(Work required) Return the full material exactly.
# start of Supplied material
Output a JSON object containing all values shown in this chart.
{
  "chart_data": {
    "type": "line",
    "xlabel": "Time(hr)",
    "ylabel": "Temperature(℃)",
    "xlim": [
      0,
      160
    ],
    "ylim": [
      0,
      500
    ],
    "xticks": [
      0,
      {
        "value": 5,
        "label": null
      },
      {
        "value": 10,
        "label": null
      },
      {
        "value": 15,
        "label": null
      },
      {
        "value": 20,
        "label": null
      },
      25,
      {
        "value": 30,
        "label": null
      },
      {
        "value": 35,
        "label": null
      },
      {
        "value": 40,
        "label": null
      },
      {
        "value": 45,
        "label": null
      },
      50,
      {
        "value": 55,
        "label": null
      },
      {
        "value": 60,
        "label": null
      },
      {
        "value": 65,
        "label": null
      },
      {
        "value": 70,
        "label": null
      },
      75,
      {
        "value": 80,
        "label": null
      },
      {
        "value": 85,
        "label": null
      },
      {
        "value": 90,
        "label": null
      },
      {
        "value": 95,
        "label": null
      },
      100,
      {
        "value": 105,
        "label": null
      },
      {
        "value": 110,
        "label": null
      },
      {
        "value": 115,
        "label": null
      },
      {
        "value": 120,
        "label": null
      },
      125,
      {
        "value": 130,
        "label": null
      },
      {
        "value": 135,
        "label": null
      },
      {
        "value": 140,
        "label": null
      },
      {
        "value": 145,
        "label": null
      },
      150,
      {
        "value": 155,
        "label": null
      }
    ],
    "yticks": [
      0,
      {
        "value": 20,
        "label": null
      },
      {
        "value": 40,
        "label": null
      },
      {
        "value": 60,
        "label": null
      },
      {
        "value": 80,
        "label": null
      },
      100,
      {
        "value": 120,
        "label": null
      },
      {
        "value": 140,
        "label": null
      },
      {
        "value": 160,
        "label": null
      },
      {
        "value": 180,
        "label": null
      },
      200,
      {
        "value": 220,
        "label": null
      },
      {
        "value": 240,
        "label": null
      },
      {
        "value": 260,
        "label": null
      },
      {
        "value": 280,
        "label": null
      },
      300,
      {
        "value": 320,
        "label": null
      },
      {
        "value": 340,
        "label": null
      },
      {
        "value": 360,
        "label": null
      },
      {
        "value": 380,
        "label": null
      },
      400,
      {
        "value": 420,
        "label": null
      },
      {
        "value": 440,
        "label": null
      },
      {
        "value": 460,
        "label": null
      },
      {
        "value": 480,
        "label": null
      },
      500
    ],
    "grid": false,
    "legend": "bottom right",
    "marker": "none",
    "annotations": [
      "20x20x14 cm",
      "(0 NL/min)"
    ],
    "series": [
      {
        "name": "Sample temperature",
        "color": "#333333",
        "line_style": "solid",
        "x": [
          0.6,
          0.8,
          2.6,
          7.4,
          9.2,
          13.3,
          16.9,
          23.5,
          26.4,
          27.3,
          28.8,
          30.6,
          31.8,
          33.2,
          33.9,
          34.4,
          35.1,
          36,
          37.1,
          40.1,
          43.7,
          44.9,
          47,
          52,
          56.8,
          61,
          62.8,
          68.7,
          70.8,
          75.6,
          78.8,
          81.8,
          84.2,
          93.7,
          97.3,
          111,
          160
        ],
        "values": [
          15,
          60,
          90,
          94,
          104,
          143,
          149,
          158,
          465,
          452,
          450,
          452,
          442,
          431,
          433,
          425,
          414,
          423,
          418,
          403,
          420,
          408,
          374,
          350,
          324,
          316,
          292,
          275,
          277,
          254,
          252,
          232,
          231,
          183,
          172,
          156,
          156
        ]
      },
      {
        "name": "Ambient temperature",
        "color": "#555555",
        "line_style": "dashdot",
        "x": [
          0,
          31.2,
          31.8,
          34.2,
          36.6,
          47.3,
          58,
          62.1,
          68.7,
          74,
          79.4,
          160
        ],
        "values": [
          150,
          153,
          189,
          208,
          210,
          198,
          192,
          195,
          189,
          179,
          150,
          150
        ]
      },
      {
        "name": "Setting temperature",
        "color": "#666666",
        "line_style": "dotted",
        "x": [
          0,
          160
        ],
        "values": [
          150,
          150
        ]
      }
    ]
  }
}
# end of Supplied material
(Reply)
Output a JSON object containing all values shown in this chart.
{
  "chart_data": {
    "type": "line",
    "xlabel": "Time(hr)",
    "ylabel": "Temperature(℃)",
    "xlim": [
      0,
      160
    ],
    "ylim": [
      0,
      500
    ],
    "xticks": [
      0,
      {
        "value": 5,
        "label": null
      },
      {
        "value": 10,
        "label": null
      },
      {
        "value": 15,
        "label": null
      },
      {
        "value": 20,
        "label": null
      },
      25,
      {
        "value": 30,
        "label": null
      },
      {
        "value": 35,
        "label": null
      },
      {
        "value": 40,
        "label": null
      },
      {
        "value": 45,
        "label": null
      },
      50,
      {
        "value": 55,
        "label": null
      },
      {
        "value": 60,
        "label": null
      },
      {
        "value": 65,
        "label": null
      },
      {
        "value": 70,
        "label": null
      },
      75,
      {
        "value": 80,
        "label": null
      },
      {
        "value": 85,
        "label": null
      },
      {
        "value": 90,
        "label": null
      },
      {
        "value": 95,
        "label": null
      },
      100,
      {
        "value": 105,
        "label": null
      },
      {
        "value": 110,
        "label": null
      },
      {
        "value": 115,
        "label": null
      },
      {
        "value": 120,
        "label": null
      },
      125,
      {
        "value": 130,
        "label": null
      },
      {
        "value": 135,
        "label": null
      },
      {
        "value": 140,
        "label": null
      },
      {
        "value": 145,
        "label": null
      },
      150,
      {
        "value": 155,
        "label": null
      }
    ],
    "yticks": [
      0,
      {
        "value": 20,
        "label": null
      },
      {
        "value": 40,
        "label": null
      },
      {
        "value": 60,
        "label": null
      },
      {
        "value": 80,
        "label": null
      },
      100,
      {
        "value": 120,
        "label": null
      },
      {
        "value": 140,
        "label": null
      },
      {
        "value": 160,
        "label": null
      },
      {
        "value": 180,
        "label": null
      },
      200,
      {
        "value": 220,
        "label": null
      },
      {
        "value": 240,
        "label": null
      },
      {
        "value": 260,
        "label": null
      },
      {
        "value": 280,
        "label": null
      },
      300,
      {
        "value": 320,
        "label": null
      },
      {
        "value": 340,
        "label": null
      },
      {
        "value": 360,
        "label": null
      },
      {
        "value": 380,
        "label": null
      },
      400,
      {
        "value": 420,
        "label": null
      },
      {
        "value": 440,
        "label": null
      },
      {
        "value": 460,
        "label": null
      },
      {
        "value": 480,
        "label": null
      },
      500
    ],
    "grid": false,
    "legend": "bottom right",
    "marker": "none",
    "annotations": [
      "20x20x14 cm",
      "(0 NL/min)"
    ],
    "series": [
      {
        "name": "Sample temperature",
        "color": "#333333",
        "line_style": "solid",
        "x": [
          0.6,
          0.8,
          2.6,
          7.4,
          9.2,
          13.3,
          16.9,
          23.5,
          26.4,
          27.3,
          28.8,
          30.6,
          31.8,
          33.2,
          33.9,
          34.4,
          35.1,
          36,
          37.1,
          40.1,
          43.7,
          44.9,
          47,
          52,
          56.8,
          61,
          62.8,
          68.7,
          70.8,
          75.6,
          78.8,
          81.8,
          84.2,
          93.7,
          97.3,
          111,
          160
        ],
        "values": [
          15,
          60,
          90,
          94,
          104,
          143,
          149,
          158,
          465,
          452,
          450,
          452,
          442,
          431,
          433,
          425,
          414,
          423,
          418,
          403,
          420,
          408,
          374,
          350,
          324,
          316,
          292,
          275,
          277,
          254,
          252,
          232,
          231,
          183,
          172,
          156,
          156
        ]
      },
      {
        "name": "Ambient temperature",
        "color": "#555555",
        "line_style": "dashdot",
        "x": [
          0,
          31.2,
          31.8,
          34.2,
          36.6,
          47.3,
          58,
          62.1,
          68.7,
          74,
          79.4,
          160
        ],
        "values": [
          150,
          153,
          189,
          208,
          210,
          198,
          192,
          195,
          189,
          179,
          150,
          150
        ]
      },
      {
        "name": "Setting temperature",
        "color": "#666666",
        "line_style": "dotted",
        "x": [
          0,
          160
        ],
        "values": [
          150,
          150
        ]
      }
    ]
  }
}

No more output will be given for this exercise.